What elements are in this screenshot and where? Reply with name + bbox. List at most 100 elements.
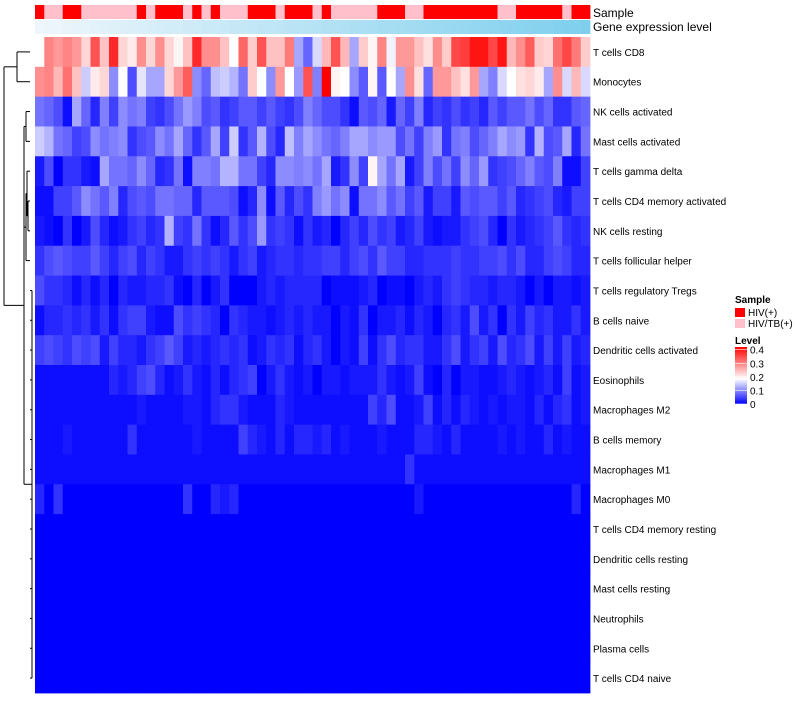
heatmap-cell bbox=[164, 186, 175, 217]
heatmap-cell bbox=[562, 454, 572, 485]
heatmap-cell bbox=[479, 514, 489, 545]
legend-label-hiv: HIV(+) bbox=[748, 308, 777, 319]
heatmap-cell bbox=[266, 633, 276, 664]
heatmap-cell bbox=[247, 66, 258, 98]
heatmap-cell bbox=[497, 245, 508, 276]
heatmap-cell bbox=[173, 484, 184, 515]
heatmap-cell bbox=[266, 126, 276, 157]
row-label: Monocytes bbox=[593, 78, 641, 89]
heatmap-cell bbox=[562, 37, 572, 68]
heatmap-cell bbox=[173, 126, 184, 157]
heatmap-cell bbox=[275, 424, 286, 455]
gene-expression-annotation-cell bbox=[571, 20, 582, 34]
heatmap-cell bbox=[543, 484, 554, 515]
heatmap-cell bbox=[53, 633, 64, 664]
heatmap-cell bbox=[405, 96, 415, 127]
heatmap-cell bbox=[275, 663, 286, 694]
heatmap-cell bbox=[423, 543, 434, 575]
sample-annotation-cell bbox=[479, 5, 489, 19]
heatmap-cell bbox=[210, 215, 221, 247]
heatmap-cell bbox=[525, 96, 535, 127]
heatmap-cell bbox=[451, 335, 461, 366]
heatmap-cell bbox=[257, 37, 267, 68]
heatmap-cell bbox=[543, 603, 554, 634]
heatmap-cell bbox=[35, 484, 45, 515]
heatmap-cell bbox=[516, 603, 526, 634]
heatmap-cell bbox=[62, 156, 73, 187]
heatmap-cell bbox=[358, 275, 369, 306]
heatmap-cell bbox=[488, 245, 498, 276]
heatmap-cell bbox=[553, 186, 563, 217]
heatmap-cell bbox=[238, 543, 249, 575]
sample-annotation-cell bbox=[340, 5, 350, 19]
heatmap-cell bbox=[257, 66, 267, 98]
heatmap-cell bbox=[479, 663, 489, 694]
heatmap-cell bbox=[146, 484, 156, 515]
heatmap-cell bbox=[488, 573, 498, 604]
heatmap-cell bbox=[580, 454, 591, 485]
heatmap-cell bbox=[460, 215, 471, 247]
heatmap-cell bbox=[331, 335, 341, 366]
heatmap-cell bbox=[173, 335, 184, 366]
heatmap-cell bbox=[247, 514, 258, 545]
heatmap-cell bbox=[423, 186, 434, 217]
heatmap-cell bbox=[303, 633, 313, 664]
heatmap-cell bbox=[349, 633, 360, 664]
heatmap-cell bbox=[62, 245, 73, 276]
gene-expression-annotation-cell bbox=[127, 20, 138, 34]
heatmap-cell bbox=[534, 215, 545, 247]
heatmap-cell bbox=[516, 663, 526, 694]
heatmap-cell bbox=[580, 514, 591, 545]
heatmap-cell bbox=[340, 454, 350, 485]
heatmap-cell bbox=[155, 394, 165, 426]
heatmap-cell bbox=[460, 275, 471, 306]
heatmap-cell bbox=[469, 424, 480, 455]
heatmap-cell bbox=[506, 156, 517, 187]
heatmap-cell bbox=[321, 514, 332, 545]
heatmap-cell bbox=[349, 424, 360, 455]
heatmap-cell bbox=[238, 305, 249, 336]
row-label: T cells follicular helper bbox=[593, 257, 692, 268]
heatmap-cell bbox=[469, 305, 480, 336]
heatmap-cell bbox=[44, 633, 54, 664]
heatmap-cell bbox=[571, 96, 582, 127]
heatmap-cell bbox=[349, 305, 360, 336]
sample-annotation-cell bbox=[183, 5, 193, 19]
heatmap-cell bbox=[414, 37, 424, 68]
heatmap-cell bbox=[395, 275, 406, 306]
heatmap-cell bbox=[99, 156, 110, 187]
heatmap-cell bbox=[451, 96, 461, 127]
heatmap-cell bbox=[201, 37, 212, 68]
heatmap-cell bbox=[257, 484, 267, 515]
heatmap-cell bbox=[173, 37, 184, 68]
gene-expression-annotation-cell bbox=[220, 20, 230, 34]
heatmap-cell bbox=[543, 454, 554, 485]
heatmap-cell bbox=[349, 66, 360, 98]
heatmap-cell bbox=[81, 186, 91, 217]
row-label: T cells CD8 bbox=[593, 48, 645, 59]
heatmap-cell bbox=[497, 484, 508, 515]
heatmap-cell bbox=[543, 543, 554, 575]
heatmap-cell bbox=[460, 573, 471, 604]
heatmap-cell bbox=[488, 335, 498, 366]
heatmap-cell bbox=[247, 573, 258, 604]
gene-expression-annotation-cell bbox=[303, 20, 313, 34]
heatmap-cell bbox=[451, 424, 461, 455]
gene-expression-annotation-cell bbox=[229, 20, 239, 34]
heatmap-cell bbox=[469, 335, 480, 366]
heatmap-cell bbox=[386, 37, 397, 68]
gene-expression-annotation-cell bbox=[44, 20, 54, 34]
heatmap-cell bbox=[118, 424, 128, 455]
heatmap-cell bbox=[90, 573, 101, 604]
heatmap-cell bbox=[331, 543, 341, 575]
row-label: T cells gamma delta bbox=[593, 167, 683, 178]
heatmap-cell bbox=[99, 514, 110, 545]
heatmap-cell bbox=[53, 96, 64, 127]
heatmap-cell bbox=[358, 126, 369, 157]
heatmap-cell bbox=[44, 215, 54, 247]
heatmap-cell bbox=[405, 454, 415, 485]
heatmap-cell bbox=[423, 335, 434, 366]
heatmap-cell bbox=[164, 275, 175, 306]
heatmap-cell bbox=[284, 454, 295, 485]
heatmap-cell bbox=[173, 275, 184, 306]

++++

PROBLEM REQUIREMENTS
Please output the records exactly, leaving the pictures out.

ANSWER TO THIS PROBLEM
What elements are in this screenshot and where? Reply with name + bbox. List at most 100 elements.
heatmap-cell bbox=[164, 186, 175, 217]
heatmap-cell bbox=[562, 454, 572, 485]
heatmap-cell bbox=[479, 514, 489, 545]
legend-label-hiv: HIV(+) bbox=[748, 308, 777, 319]
heatmap-cell bbox=[266, 633, 276, 664]
heatmap-cell bbox=[247, 66, 258, 98]
heatmap-cell bbox=[497, 245, 508, 276]
heatmap-cell bbox=[173, 484, 184, 515]
heatmap-cell bbox=[266, 126, 276, 157]
row-label: Monocytes bbox=[593, 78, 641, 89]
heatmap-cell bbox=[562, 37, 572, 68]
heatmap-cell bbox=[173, 126, 184, 157]
heatmap-cell bbox=[275, 424, 286, 455]
gene-expression-annotation-cell bbox=[571, 20, 582, 34]
heatmap-cell bbox=[543, 484, 554, 515]
heatmap-cell bbox=[53, 633, 64, 664]
heatmap-cell bbox=[405, 96, 415, 127]
heatmap-cell bbox=[275, 663, 286, 694]
heatmap-cell bbox=[423, 543, 434, 575]
sample-annotation-cell bbox=[479, 5, 489, 19]
heatmap-cell bbox=[210, 215, 221, 247]
heatmap-cell bbox=[525, 96, 535, 127]
heatmap-cell bbox=[451, 335, 461, 366]
heatmap-cell bbox=[257, 37, 267, 68]
heatmap-cell bbox=[543, 603, 554, 634]
heatmap-cell bbox=[35, 484, 45, 515]
heatmap-cell bbox=[516, 603, 526, 634]
heatmap-cell bbox=[62, 156, 73, 187]
heatmap-cell bbox=[358, 275, 369, 306]
heatmap-cell bbox=[488, 245, 498, 276]
heatmap-cell bbox=[553, 186, 563, 217]
heatmap-cell bbox=[238, 543, 249, 575]
sample-annotation-cell bbox=[340, 5, 350, 19]
heatmap-cell bbox=[257, 66, 267, 98]
heatmap-cell bbox=[479, 663, 489, 694]
heatmap-cell bbox=[146, 484, 156, 515]
heatmap-cell bbox=[488, 573, 498, 604]
heatmap-cell bbox=[580, 454, 591, 485]
heatmap-cell bbox=[460, 215, 471, 247]
heatmap-cell bbox=[331, 335, 341, 366]
heatmap-cell bbox=[173, 335, 184, 366]
heatmap-cell bbox=[247, 514, 258, 545]
heatmap-cell bbox=[423, 186, 434, 217]
heatmap-cell bbox=[303, 633, 313, 664]
heatmap-cell bbox=[349, 633, 360, 664]
heatmap-cell bbox=[62, 245, 73, 276]
gene-expression-annotation-cell bbox=[127, 20, 138, 34]
heatmap-cell bbox=[534, 215, 545, 247]
heatmap-cell bbox=[516, 663, 526, 694]
heatmap-cell bbox=[580, 514, 591, 545]
heatmap-cell bbox=[340, 454, 350, 485]
heatmap-cell bbox=[155, 394, 165, 426]
heatmap-cell bbox=[460, 275, 471, 306]
heatmap-cell bbox=[469, 424, 480, 455]
heatmap-cell bbox=[506, 156, 517, 187]
heatmap-cell bbox=[321, 514, 332, 545]
heatmap-cell bbox=[349, 424, 360, 455]
heatmap-cell bbox=[238, 305, 249, 336]
row-label: T cells follicular helper bbox=[593, 257, 692, 268]
heatmap-cell bbox=[469, 305, 480, 336]
heatmap-cell bbox=[44, 633, 54, 664]
heatmap-cell bbox=[571, 96, 582, 127]
heatmap-cell bbox=[349, 305, 360, 336]
sample-annotation-cell bbox=[183, 5, 193, 19]
heatmap-cell bbox=[414, 37, 424, 68]
heatmap-cell bbox=[395, 275, 406, 306]
heatmap-cell bbox=[99, 156, 110, 187]
heatmap-cell bbox=[451, 96, 461, 127]
heatmap-cell bbox=[201, 37, 212, 68]
heatmap-cell bbox=[257, 484, 267, 515]
heatmap-cell bbox=[173, 37, 184, 68]
gene-expression-annotation-cell bbox=[220, 20, 230, 34]
heatmap-cell bbox=[543, 454, 554, 485]
heatmap-cell bbox=[349, 66, 360, 98]
heatmap-cell bbox=[81, 186, 91, 217]
row-label: T cells CD8 bbox=[593, 48, 645, 59]
heatmap-cell bbox=[497, 484, 508, 515]
heatmap-cell bbox=[543, 543, 554, 575]
heatmap-cell bbox=[460, 573, 471, 604]
heatmap-cell bbox=[488, 335, 498, 366]
heatmap-cell bbox=[247, 573, 258, 604]
gene-expression-annotation-cell bbox=[303, 20, 313, 34]
heatmap-cell bbox=[451, 424, 461, 455]
gene-expression-annotation-cell bbox=[229, 20, 239, 34]
heatmap-cell bbox=[469, 335, 480, 366]
heatmap-cell bbox=[386, 37, 397, 68]
gene-expression-annotation-cell bbox=[44, 20, 54, 34]
heatmap-cell bbox=[118, 424, 128, 455]
heatmap-cell bbox=[90, 573, 101, 604]
heatmap-cell bbox=[331, 543, 341, 575]
row-label: T cells gamma delta bbox=[593, 167, 683, 178]
heatmap-cell bbox=[99, 514, 110, 545]
heatmap-cell bbox=[53, 96, 64, 127]
heatmap-cell bbox=[358, 126, 369, 157]
heatmap-cell bbox=[44, 215, 54, 247]
heatmap-cell bbox=[405, 454, 415, 485]
heatmap-cell bbox=[423, 335, 434, 366]
heatmap-cell bbox=[164, 275, 175, 306]
heatmap-cell bbox=[284, 454, 295, 485]
heatmap-cell bbox=[173, 275, 184, 306]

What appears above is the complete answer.